**TASK INSTRUCTIONS**
Give back the records below exactly, every one, with no pictures.

(Data records)
_ _ _ _ _

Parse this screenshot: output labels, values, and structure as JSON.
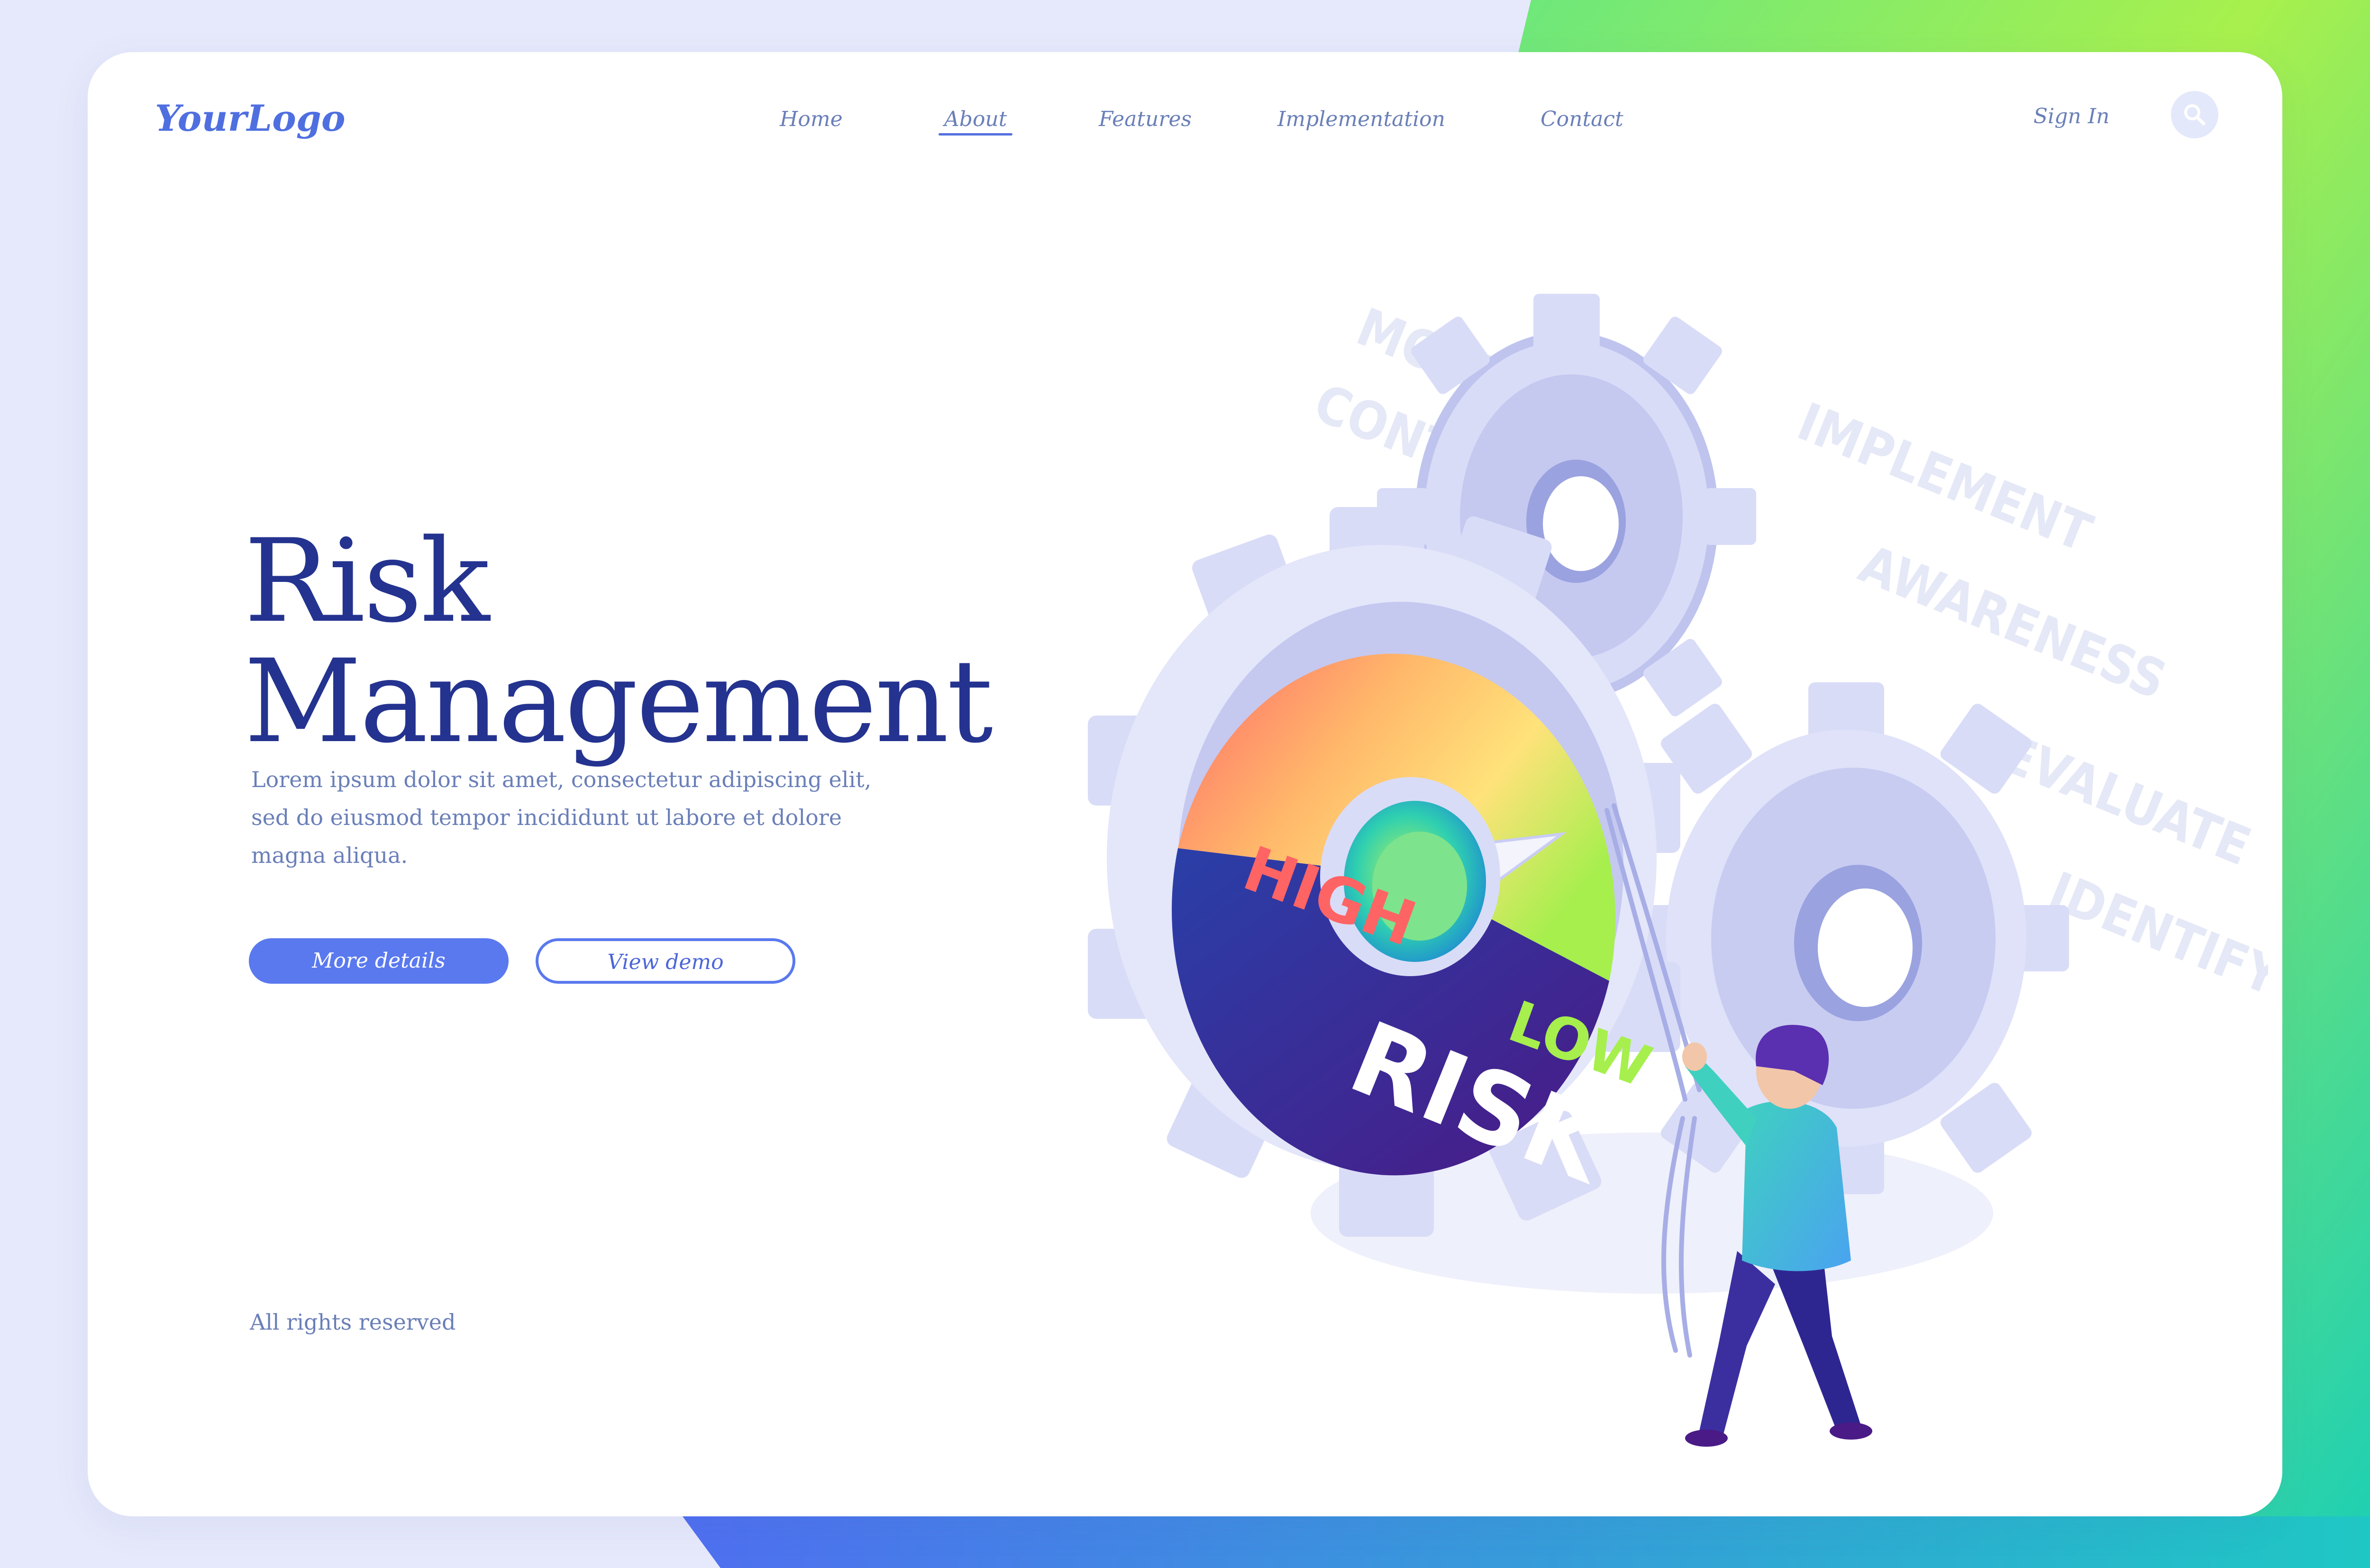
{
  "header": {
    "logo": "YourLogo",
    "nav": [
      "Home",
      "About",
      "Features",
      "Implementation",
      "Contact"
    ],
    "active_nav": "About",
    "sign_in": "Sign In",
    "search_icon": "search-icon"
  },
  "hero": {
    "title_line1": "Risk",
    "title_line2": "Management",
    "description_line1": "Lorem ipsum dolor sit amet, consectetur adipiscing elit,",
    "description_line2": "sed do eiusmod tempor incididunt ut labore et dolore",
    "description_line3": "magna aliqua.",
    "primary_button": "More details",
    "secondary_button": "View demo"
  },
  "footer": {
    "copyright": "All rights reserved"
  },
  "illustration": {
    "floating_words": [
      "MONITOR",
      "CONTROLS",
      "IMPLEMENT",
      "AWARENESS",
      "EVALUATE",
      "IDENTIFY"
    ],
    "dial_labels": {
      "high": "HIGH",
      "low": "LOW",
      "center": "RISK"
    }
  },
  "colors": {
    "accent": "#5a79ef",
    "title": "#24338f",
    "text": "#6a7fb8",
    "gear": "#c9cdf3",
    "gradient_left": "#e6e9fb",
    "gradient_right_top": "#a5f04e",
    "gradient_right_bottom": "#1ccfb5"
  }
}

_ _ _ _ _

**RESPONSE BELOW**
Parse this screenshot: output labels, values, and structure as JSON.
{
  "header": {
    "logo": "YourLogo",
    "nav": [
      "Home",
      "About",
      "Features",
      "Implementation",
      "Contact"
    ],
    "active_nav": "About",
    "sign_in": "Sign In",
    "search_icon": "search-icon"
  },
  "hero": {
    "title_line1": "Risk",
    "title_line2": "Management",
    "description_line1": "Lorem ipsum dolor sit amet, consectetur adipiscing elit,",
    "description_line2": "sed do eiusmod tempor incididunt ut labore et dolore",
    "description_line3": "magna aliqua.",
    "primary_button": "More details",
    "secondary_button": "View demo"
  },
  "footer": {
    "copyright": "All rights reserved"
  },
  "illustration": {
    "floating_words": [
      "MONITOR",
      "CONTROLS",
      "IMPLEMENT",
      "AWARENESS",
      "EVALUATE",
      "IDENTIFY"
    ],
    "dial_labels": {
      "high": "HIGH",
      "low": "LOW",
      "center": "RISK"
    }
  },
  "colors": {
    "accent": "#5a79ef",
    "title": "#24338f",
    "text": "#6a7fb8",
    "gear": "#c9cdf3",
    "gradient_left": "#e6e9fb",
    "gradient_right_top": "#a5f04e",
    "gradient_right_bottom": "#1ccfb5"
  }
}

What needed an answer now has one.